### TASK
Each record below should be repeated precisely as written.

Records from a data source:
--------------------------------

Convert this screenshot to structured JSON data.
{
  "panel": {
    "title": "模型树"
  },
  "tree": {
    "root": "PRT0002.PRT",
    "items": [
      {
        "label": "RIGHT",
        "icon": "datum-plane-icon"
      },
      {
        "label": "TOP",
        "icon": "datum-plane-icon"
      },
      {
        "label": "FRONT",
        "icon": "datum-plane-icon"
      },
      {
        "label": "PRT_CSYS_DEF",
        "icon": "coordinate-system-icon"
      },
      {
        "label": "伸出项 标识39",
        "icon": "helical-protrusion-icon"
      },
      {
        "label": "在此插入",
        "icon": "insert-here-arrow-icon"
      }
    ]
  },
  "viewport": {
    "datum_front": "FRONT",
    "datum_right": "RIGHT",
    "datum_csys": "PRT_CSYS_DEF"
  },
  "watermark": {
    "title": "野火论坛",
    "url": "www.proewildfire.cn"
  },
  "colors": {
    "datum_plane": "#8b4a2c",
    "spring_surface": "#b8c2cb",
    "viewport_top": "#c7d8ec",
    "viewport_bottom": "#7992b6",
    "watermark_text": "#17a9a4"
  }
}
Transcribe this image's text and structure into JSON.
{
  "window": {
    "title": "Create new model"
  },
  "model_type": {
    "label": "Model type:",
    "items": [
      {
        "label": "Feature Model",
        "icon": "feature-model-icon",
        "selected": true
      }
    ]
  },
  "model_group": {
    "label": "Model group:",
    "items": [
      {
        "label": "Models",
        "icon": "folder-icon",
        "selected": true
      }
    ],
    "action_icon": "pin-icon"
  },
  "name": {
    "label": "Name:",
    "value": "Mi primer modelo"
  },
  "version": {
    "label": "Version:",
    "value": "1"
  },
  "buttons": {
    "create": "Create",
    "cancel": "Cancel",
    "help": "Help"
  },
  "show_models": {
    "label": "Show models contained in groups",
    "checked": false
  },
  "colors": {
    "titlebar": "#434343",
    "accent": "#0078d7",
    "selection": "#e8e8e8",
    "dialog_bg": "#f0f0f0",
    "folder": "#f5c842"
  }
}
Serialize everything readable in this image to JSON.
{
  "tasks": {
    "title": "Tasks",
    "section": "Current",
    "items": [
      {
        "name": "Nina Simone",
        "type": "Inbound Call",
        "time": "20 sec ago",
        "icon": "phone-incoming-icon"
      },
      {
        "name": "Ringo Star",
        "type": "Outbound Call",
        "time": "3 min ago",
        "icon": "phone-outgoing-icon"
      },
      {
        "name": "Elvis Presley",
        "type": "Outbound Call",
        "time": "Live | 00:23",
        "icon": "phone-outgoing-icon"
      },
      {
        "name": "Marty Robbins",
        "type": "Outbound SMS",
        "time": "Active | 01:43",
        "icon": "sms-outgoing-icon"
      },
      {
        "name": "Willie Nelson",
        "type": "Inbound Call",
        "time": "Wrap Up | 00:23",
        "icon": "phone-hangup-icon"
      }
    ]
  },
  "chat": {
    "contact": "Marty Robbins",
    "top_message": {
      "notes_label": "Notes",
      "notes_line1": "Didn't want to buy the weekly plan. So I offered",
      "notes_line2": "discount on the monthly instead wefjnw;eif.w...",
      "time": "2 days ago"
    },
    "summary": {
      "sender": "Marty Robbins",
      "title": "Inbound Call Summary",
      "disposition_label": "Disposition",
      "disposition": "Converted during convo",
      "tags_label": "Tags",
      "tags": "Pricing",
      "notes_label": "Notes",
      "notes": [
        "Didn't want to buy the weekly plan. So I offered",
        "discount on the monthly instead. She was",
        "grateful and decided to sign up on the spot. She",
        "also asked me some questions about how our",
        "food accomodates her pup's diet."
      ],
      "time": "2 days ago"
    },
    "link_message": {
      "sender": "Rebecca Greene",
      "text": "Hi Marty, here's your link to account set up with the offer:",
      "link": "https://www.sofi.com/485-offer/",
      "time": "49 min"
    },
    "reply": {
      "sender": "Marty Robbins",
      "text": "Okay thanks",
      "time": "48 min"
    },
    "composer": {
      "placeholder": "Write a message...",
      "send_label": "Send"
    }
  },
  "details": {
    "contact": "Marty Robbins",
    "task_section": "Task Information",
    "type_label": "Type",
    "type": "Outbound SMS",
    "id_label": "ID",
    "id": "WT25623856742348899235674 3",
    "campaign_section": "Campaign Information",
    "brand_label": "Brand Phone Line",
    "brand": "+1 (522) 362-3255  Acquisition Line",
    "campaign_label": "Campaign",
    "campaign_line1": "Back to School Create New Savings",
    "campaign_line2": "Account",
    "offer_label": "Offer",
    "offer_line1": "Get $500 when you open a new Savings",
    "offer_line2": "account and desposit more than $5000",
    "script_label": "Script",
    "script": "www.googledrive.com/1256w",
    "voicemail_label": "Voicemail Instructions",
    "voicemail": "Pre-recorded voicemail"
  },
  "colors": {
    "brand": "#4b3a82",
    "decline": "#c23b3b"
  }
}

--------------------------------

### EXERCISE ANSWER
Convert this screenshot to structured JSON data.
{
  "panel": {
    "title": "模型树"
  },
  "tree": {
    "root": "PRT0002.PRT",
    "items": [
      {
        "label": "RIGHT",
        "icon": "datum-plane-icon"
      },
      {
        "label": "TOP",
        "icon": "datum-plane-icon"
      },
      {
        "label": "FRONT",
        "icon": "datum-plane-icon"
      },
      {
        "label": "PRT_CSYS_DEF",
        "icon": "coordinate-system-icon"
      },
      {
        "label": "伸出项 标识39",
        "icon": "helical-protrusion-icon"
      },
      {
        "label": "在此插入",
        "icon": "insert-here-arrow-icon"
      }
    ]
  },
  "viewport": {
    "datum_front": "FRONT",
    "datum_right": "RIGHT",
    "datum_csys": "PRT_CSYS_DEF"
  },
  "watermark": {
    "title": "野火论坛",
    "url": "www.proewildfire.cn"
  },
  "colors": {
    "datum_plane": "#8b4a2c",
    "spring_surface": "#b8c2cb",
    "viewport_top": "#c7d8ec",
    "viewport_bottom": "#7992b6",
    "watermark_text": "#17a9a4"
  }
}
Transcribe this image's text and structure into JSON.
{
  "window": {
    "title": "Create new model"
  },
  "model_type": {
    "label": "Model type:",
    "items": [
      {
        "label": "Feature Model",
        "icon": "feature-model-icon",
        "selected": true
      }
    ]
  },
  "model_group": {
    "label": "Model group:",
    "items": [
      {
        "label": "Models",
        "icon": "folder-icon",
        "selected": true
      }
    ],
    "action_icon": "pin-icon"
  },
  "name": {
    "label": "Name:",
    "value": "Mi primer modelo"
  },
  "version": {
    "label": "Version:",
    "value": "1"
  },
  "buttons": {
    "create": "Create",
    "cancel": "Cancel",
    "help": "Help"
  },
  "show_models": {
    "label": "Show models contained in groups",
    "checked": false
  },
  "colors": {
    "titlebar": "#434343",
    "accent": "#0078d7",
    "selection": "#e8e8e8",
    "dialog_bg": "#f0f0f0",
    "folder": "#f5c842"
  }
}
Serialize everything readable in this image to JSON.
{
  "tasks": {
    "title": "Tasks",
    "section": "Current",
    "items": [
      {
        "name": "Nina Simone",
        "type": "Inbound Call",
        "time": "20 sec ago",
        "icon": "phone-incoming-icon"
      },
      {
        "name": "Ringo Star",
        "type": "Outbound Call",
        "time": "3 min ago",
        "icon": "phone-outgoing-icon"
      },
      {
        "name": "Elvis Presley",
        "type": "Outbound Call",
        "time": "Live | 00:23",
        "icon": "phone-outgoing-icon"
      },
      {
        "name": "Marty Robbins",
        "type": "Outbound SMS",
        "time": "Active | 01:43",
        "icon": "sms-outgoing-icon"
      },
      {
        "name": "Willie Nelson",
        "type": "Inbound Call",
        "time": "Wrap Up | 00:23",
        "icon": "phone-hangup-icon"
      }
    ]
  },
  "chat": {
    "contact": "Marty Robbins",
    "top_message": {
      "notes_label": "Notes",
      "notes_line1": "Didn't want to buy the weekly plan. So I offered",
      "notes_line2": "discount on the monthly instead wefjnw;eif.w...",
      "time": "2 days ago"
    },
    "summary": {
      "sender": "Marty Robbins",
      "title": "Inbound Call Summary",
      "disposition_label": "Disposition",
      "disposition": "Converted during convo",
      "tags_label": "Tags",
      "tags": "Pricing",
      "notes_label": "Notes",
      "notes": [
        "Didn't want to buy the weekly plan. So I offered",
        "discount on the monthly instead. She was",
        "grateful and decided to sign up on the spot. She",
        "also asked me some questions about how our",
        "food accomodates her pup's diet."
      ],
      "time": "2 days ago"
    },
    "link_message": {
      "sender": "Rebecca Greene",
      "text": "Hi Marty, here's your link to account set up with the offer:",
      "link": "https://www.sofi.com/485-offer/",
      "time": "49 min"
    },
    "reply": {
      "sender": "Marty Robbins",
      "text": "Okay thanks",
      "time": "48 min"
    },
    "composer": {
      "placeholder": "Write a message...",
      "send_label": "Send"
    }
  },
  "details": {
    "contact": "Marty Robbins",
    "task_section": "Task Information",
    "type_label": "Type",
    "type": "Outbound SMS",
    "id_label": "ID",
    "id": "WT25623856742348899235674 3",
    "campaign_section": "Campaign Information",
    "brand_label": "Brand Phone Line",
    "brand": "+1 (522) 362-3255  Acquisition Line",
    "campaign_label": "Campaign",
    "campaign_line1": "Back to School Create New Savings",
    "campaign_line2": "Account",
    "offer_label": "Offer",
    "offer_line1": "Get $500 when you open a new Savings",
    "offer_line2": "account and desposit more than $5000",
    "script_label": "Script",
    "script": "www.googledrive.com/1256w",
    "voicemail_label": "Voicemail Instructions",
    "voicemail": "Pre-recorded voicemail"
  },
  "colors": {
    "brand": "#4b3a82",
    "decline": "#c23b3b"
  }
}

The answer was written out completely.